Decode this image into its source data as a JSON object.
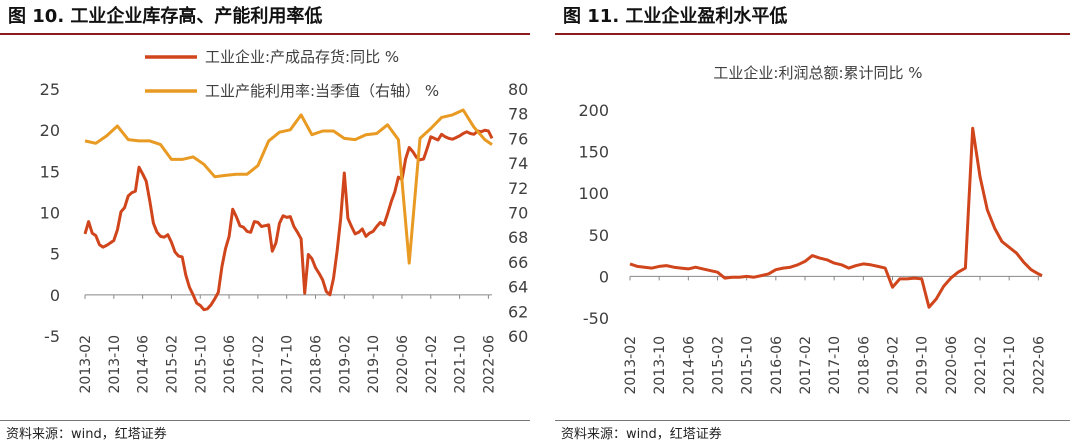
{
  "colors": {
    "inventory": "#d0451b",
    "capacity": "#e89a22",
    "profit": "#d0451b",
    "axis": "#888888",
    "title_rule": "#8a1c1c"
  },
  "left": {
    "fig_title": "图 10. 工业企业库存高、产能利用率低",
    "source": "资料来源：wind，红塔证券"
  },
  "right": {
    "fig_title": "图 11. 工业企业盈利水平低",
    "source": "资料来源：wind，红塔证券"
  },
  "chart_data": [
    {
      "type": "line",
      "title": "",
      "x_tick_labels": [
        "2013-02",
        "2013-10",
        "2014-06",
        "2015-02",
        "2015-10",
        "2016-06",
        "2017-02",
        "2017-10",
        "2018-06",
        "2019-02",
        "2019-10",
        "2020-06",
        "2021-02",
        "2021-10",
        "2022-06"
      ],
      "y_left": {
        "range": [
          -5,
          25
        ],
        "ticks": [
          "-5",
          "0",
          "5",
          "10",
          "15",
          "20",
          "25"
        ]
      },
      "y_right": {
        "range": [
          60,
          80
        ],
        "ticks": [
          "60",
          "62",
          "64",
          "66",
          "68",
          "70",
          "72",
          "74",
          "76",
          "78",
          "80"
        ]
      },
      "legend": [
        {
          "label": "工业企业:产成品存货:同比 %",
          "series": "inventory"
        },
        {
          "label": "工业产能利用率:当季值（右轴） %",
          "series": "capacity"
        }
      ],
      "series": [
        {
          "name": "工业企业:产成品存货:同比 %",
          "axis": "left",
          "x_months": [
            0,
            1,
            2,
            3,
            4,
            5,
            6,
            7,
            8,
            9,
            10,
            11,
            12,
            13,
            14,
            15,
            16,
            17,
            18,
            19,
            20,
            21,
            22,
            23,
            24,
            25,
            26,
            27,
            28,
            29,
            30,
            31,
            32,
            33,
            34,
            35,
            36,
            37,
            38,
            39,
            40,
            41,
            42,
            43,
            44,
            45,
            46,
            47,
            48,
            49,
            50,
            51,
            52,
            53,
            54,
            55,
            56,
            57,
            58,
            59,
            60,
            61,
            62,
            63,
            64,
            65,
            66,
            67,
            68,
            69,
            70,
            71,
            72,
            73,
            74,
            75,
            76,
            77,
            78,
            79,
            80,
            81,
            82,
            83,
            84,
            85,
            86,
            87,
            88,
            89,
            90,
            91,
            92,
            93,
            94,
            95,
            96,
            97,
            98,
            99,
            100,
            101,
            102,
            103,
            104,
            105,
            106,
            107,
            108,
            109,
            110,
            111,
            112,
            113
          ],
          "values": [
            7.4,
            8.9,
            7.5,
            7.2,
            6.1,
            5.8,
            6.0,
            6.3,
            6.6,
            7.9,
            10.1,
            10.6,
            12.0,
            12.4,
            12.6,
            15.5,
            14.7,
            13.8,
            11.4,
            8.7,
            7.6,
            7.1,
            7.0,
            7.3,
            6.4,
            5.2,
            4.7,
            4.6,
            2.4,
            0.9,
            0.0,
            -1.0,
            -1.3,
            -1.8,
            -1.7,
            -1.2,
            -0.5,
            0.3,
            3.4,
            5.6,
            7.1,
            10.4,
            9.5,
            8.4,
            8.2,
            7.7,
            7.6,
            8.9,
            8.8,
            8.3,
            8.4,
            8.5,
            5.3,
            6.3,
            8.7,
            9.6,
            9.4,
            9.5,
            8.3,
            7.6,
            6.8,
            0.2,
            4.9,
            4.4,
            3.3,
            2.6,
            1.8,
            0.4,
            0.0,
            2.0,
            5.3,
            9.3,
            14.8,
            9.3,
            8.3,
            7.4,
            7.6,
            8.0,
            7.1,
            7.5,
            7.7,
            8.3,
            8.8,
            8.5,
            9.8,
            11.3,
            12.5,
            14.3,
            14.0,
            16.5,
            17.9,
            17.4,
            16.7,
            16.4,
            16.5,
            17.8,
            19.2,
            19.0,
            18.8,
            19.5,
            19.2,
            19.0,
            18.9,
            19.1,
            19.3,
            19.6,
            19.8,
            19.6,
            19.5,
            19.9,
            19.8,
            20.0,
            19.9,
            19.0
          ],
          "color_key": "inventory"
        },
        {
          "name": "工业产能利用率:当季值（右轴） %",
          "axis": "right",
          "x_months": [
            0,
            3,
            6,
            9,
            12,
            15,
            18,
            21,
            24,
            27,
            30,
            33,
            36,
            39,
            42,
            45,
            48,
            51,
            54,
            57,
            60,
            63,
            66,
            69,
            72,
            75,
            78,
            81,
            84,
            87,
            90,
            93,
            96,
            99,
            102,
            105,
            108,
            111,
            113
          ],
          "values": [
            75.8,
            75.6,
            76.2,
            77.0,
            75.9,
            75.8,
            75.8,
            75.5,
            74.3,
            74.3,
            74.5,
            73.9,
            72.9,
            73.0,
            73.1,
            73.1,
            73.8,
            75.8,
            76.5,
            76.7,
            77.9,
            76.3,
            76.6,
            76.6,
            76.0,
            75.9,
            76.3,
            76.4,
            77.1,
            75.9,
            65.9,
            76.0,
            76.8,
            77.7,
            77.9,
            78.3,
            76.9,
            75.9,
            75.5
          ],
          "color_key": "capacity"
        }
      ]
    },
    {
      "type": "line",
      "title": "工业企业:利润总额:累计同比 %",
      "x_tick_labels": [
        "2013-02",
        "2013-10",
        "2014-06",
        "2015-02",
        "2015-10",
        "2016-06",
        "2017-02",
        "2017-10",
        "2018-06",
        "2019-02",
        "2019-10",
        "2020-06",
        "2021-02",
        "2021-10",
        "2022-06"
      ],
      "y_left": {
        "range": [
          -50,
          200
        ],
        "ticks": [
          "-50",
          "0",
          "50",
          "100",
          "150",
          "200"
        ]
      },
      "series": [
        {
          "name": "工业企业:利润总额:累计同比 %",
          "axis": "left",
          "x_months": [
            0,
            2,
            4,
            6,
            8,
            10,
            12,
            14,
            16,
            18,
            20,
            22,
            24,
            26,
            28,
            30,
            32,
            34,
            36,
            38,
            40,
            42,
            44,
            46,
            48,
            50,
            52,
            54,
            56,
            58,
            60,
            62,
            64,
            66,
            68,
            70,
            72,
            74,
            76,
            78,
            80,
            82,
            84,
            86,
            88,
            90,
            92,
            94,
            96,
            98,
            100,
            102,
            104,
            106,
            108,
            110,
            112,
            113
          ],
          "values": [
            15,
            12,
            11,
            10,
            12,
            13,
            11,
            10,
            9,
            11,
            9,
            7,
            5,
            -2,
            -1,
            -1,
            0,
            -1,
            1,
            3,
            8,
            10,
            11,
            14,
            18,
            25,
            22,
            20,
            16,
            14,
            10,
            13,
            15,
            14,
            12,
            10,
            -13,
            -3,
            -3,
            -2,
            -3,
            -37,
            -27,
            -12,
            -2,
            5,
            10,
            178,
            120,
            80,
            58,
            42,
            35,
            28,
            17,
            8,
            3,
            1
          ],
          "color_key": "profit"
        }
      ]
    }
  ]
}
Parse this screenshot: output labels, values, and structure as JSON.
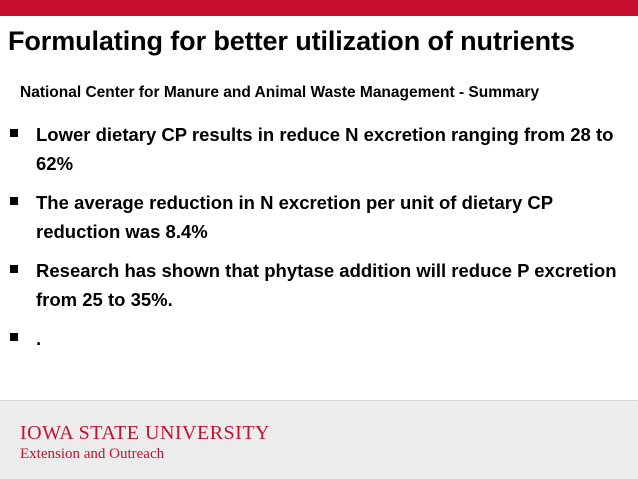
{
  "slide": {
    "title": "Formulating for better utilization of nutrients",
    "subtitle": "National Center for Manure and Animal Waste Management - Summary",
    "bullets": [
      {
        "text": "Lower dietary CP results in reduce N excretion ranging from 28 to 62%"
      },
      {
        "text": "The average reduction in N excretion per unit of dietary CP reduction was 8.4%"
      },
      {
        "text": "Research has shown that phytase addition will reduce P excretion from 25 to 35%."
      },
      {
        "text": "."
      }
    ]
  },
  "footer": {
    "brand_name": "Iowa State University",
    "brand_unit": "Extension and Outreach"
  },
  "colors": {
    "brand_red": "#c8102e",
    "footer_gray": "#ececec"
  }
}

Objective —
Each line that holds the word "capacity" is to be copied.

Finished task —
    "capacity": "#e89a22",
          "series": "capacity"
          "color_key": "capacity"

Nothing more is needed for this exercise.